#### [TASK STATEMENT]
In the listing below, find every line with the string "this" and pull it out.

___ RECORD SET

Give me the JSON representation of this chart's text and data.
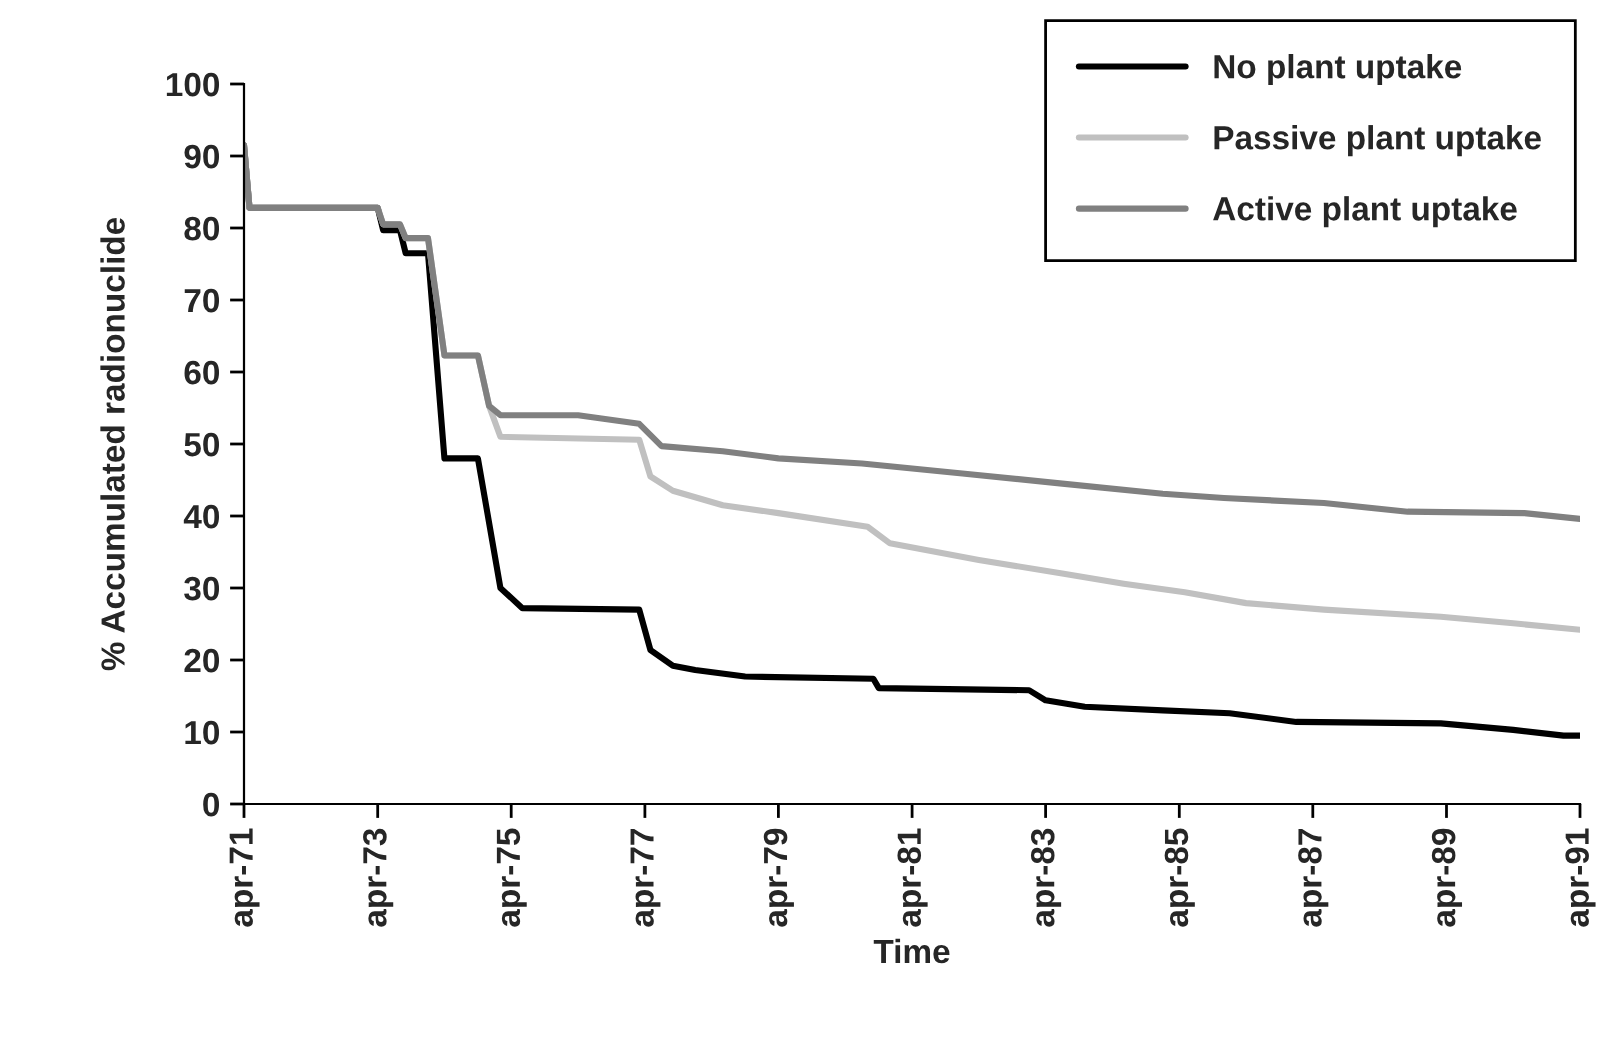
{
  "chart_data": {
    "type": "line",
    "xlabel": "Time",
    "ylabel": "% Accumulated radionuclide",
    "xlim": [
      "1971-04",
      "1991-04"
    ],
    "ylim": [
      0,
      100
    ],
    "xticks": [
      {
        "value": "1971-04",
        "label": "apr-71"
      },
      {
        "value": "1973-04",
        "label": "apr-73"
      },
      {
        "value": "1975-04",
        "label": "apr-75"
      },
      {
        "value": "1977-04",
        "label": "apr-77"
      },
      {
        "value": "1979-04",
        "label": "apr-79"
      },
      {
        "value": "1981-04",
        "label": "apr-81"
      },
      {
        "value": "1983-04",
        "label": "apr-83"
      },
      {
        "value": "1985-04",
        "label": "apr-85"
      },
      {
        "value": "1987-04",
        "label": "apr-87"
      },
      {
        "value": "1989-04",
        "label": "apr-89"
      },
      {
        "value": "1991-04",
        "label": "apr-91"
      }
    ],
    "yticks": [
      0,
      10,
      20,
      30,
      40,
      50,
      60,
      70,
      80,
      90,
      100
    ],
    "grid": false,
    "legend": "top right",
    "marker": "none",
    "line_style": "solid",
    "series": [
      {
        "name": "No plant uptake",
        "color": "#000000",
        "x": [
          "1971-04",
          "1971-05",
          "1973-04",
          "1973-05",
          "1973-08",
          "1973-09",
          "1974-01",
          "1974-04",
          "1974-10",
          "1975-02",
          "1975-06",
          "1977-03",
          "1977-05",
          "1977-09",
          "1978-01",
          "1978-10",
          "1980-09",
          "1980-10",
          "1983-01",
          "1983-04",
          "1983-11",
          "1985-01",
          "1986-01",
          "1987-01",
          "1989-03",
          "1990-04",
          "1991-01",
          "1991-04"
        ],
        "values": [
          91.5,
          82.8,
          82.8,
          79.7,
          79.7,
          76.5,
          76.5,
          48,
          48,
          30,
          27.2,
          27,
          21.4,
          19.2,
          18.6,
          17.7,
          17.4,
          16.1,
          15.8,
          14.4,
          13.5,
          13,
          12.6,
          11.4,
          11.2,
          10.3,
          9.5,
          9.5
        ]
      },
      {
        "name": "Passive plant uptake",
        "color": "#c0c0c0",
        "x": [
          "1971-04",
          "1971-05",
          "1973-04",
          "1973-05",
          "1973-08",
          "1973-09",
          "1974-01",
          "1974-04",
          "1974-10",
          "1974-12",
          "1975-02",
          "1977-03",
          "1977-05",
          "1977-09",
          "1978-06",
          "1979-04",
          "1980-08",
          "1980-12",
          "1982-04",
          "1983-07",
          "1984-06",
          "1985-05",
          "1986-04",
          "1987-06",
          "1989-03",
          "1990-04",
          "1991-04"
        ],
        "values": [
          91.5,
          82.8,
          82.8,
          80.5,
          80.5,
          78.6,
          78.6,
          62.3,
          62.3,
          55.3,
          51,
          50.6,
          45.5,
          43.5,
          41.5,
          40.4,
          38.5,
          36.2,
          33.9,
          32,
          30.6,
          29.4,
          27.9,
          27,
          26,
          25.1,
          24.2
        ]
      },
      {
        "name": "Active plant uptake",
        "color": "#808080",
        "x": [
          "1971-04",
          "1971-05",
          "1973-04",
          "1973-05",
          "1973-08",
          "1973-09",
          "1974-01",
          "1974-04",
          "1974-10",
          "1974-12",
          "1975-02",
          "1976-04",
          "1977-03",
          "1977-07",
          "1978-06",
          "1979-04",
          "1980-07",
          "1982-01",
          "1983-07",
          "1985-01",
          "1985-12",
          "1987-06",
          "1988-09",
          "1990-06",
          "1991-04"
        ],
        "values": [
          91.5,
          82.8,
          82.8,
          80.5,
          80.5,
          78.6,
          78.6,
          62.3,
          62.3,
          55.3,
          54,
          54,
          52.8,
          49.7,
          49,
          48,
          47.3,
          45.9,
          44.5,
          43.1,
          42.5,
          41.8,
          40.6,
          40.4,
          39.6
        ]
      }
    ]
  }
}
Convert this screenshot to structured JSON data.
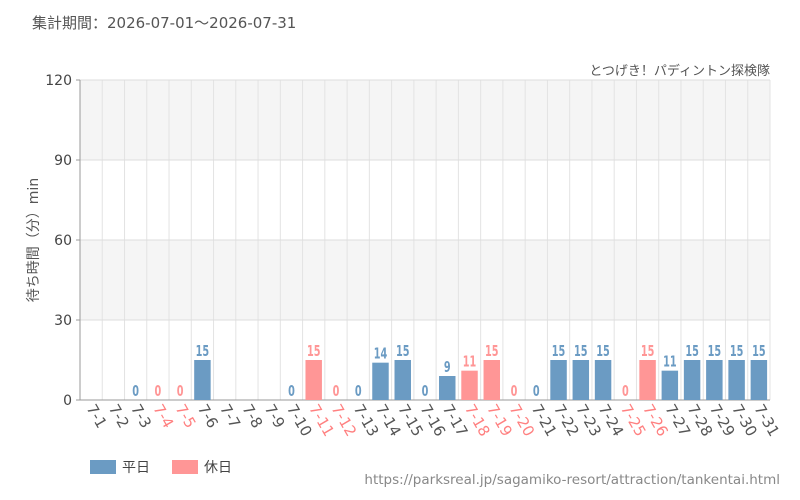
{
  "header": {
    "period_label": "集計期間：2026-07-01～2026-07-31",
    "attraction": "とつげき！パディントン探検隊",
    "source_url": "https://parksreal.jp/sagamiko-resort/attraction/tankentai.html"
  },
  "legend": {
    "weekday_label": "平日",
    "holiday_label": "休日"
  },
  "colors": {
    "weekday": "#6b9bc3",
    "holiday": "#ff9696",
    "holiday_text": "#ff8080",
    "weekday_text": "#555555"
  },
  "chart_data": {
    "type": "bar",
    "ylabel": "待ち時間（分）min",
    "ylim": [
      0,
      120
    ],
    "yticks": [
      0,
      30,
      60,
      90,
      120
    ],
    "grid": true,
    "categories": [
      "7-1",
      "7-2",
      "7-3",
      "7-4",
      "7-5",
      "7-6",
      "7-7",
      "7-8",
      "7-9",
      "7-10",
      "7-11",
      "7-12",
      "7-13",
      "7-14",
      "7-15",
      "7-16",
      "7-17",
      "7-18",
      "7-19",
      "7-20",
      "7-21",
      "7-22",
      "7-23",
      "7-24",
      "7-25",
      "7-26",
      "7-27",
      "7-28",
      "7-29",
      "7-30",
      "7-31"
    ],
    "values": [
      null,
      null,
      0,
      0,
      0,
      15,
      null,
      null,
      null,
      0,
      15,
      0,
      0,
      14,
      15,
      0,
      9,
      11,
      15,
      0,
      0,
      15,
      15,
      15,
      0,
      15,
      11,
      15,
      15,
      15,
      15
    ],
    "day_type": [
      "weekday",
      "weekday",
      "weekday",
      "holiday",
      "holiday",
      "weekday",
      "weekday",
      "weekday",
      "weekday",
      "weekday",
      "holiday",
      "holiday",
      "weekday",
      "weekday",
      "weekday",
      "weekday",
      "weekday",
      "holiday",
      "holiday",
      "holiday",
      "weekday",
      "weekday",
      "weekday",
      "weekday",
      "holiday",
      "holiday",
      "weekday",
      "weekday",
      "weekday",
      "weekday",
      "weekday"
    ],
    "series": [
      {
        "name": "平日",
        "color": "#6b9bc3"
      },
      {
        "name": "休日",
        "color": "#ff9696"
      }
    ]
  }
}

______

#### [EXERCISE RESPONSE]
Give me the JSON representation of this chart's text and data.
Convert this screenshot to structured JSON data.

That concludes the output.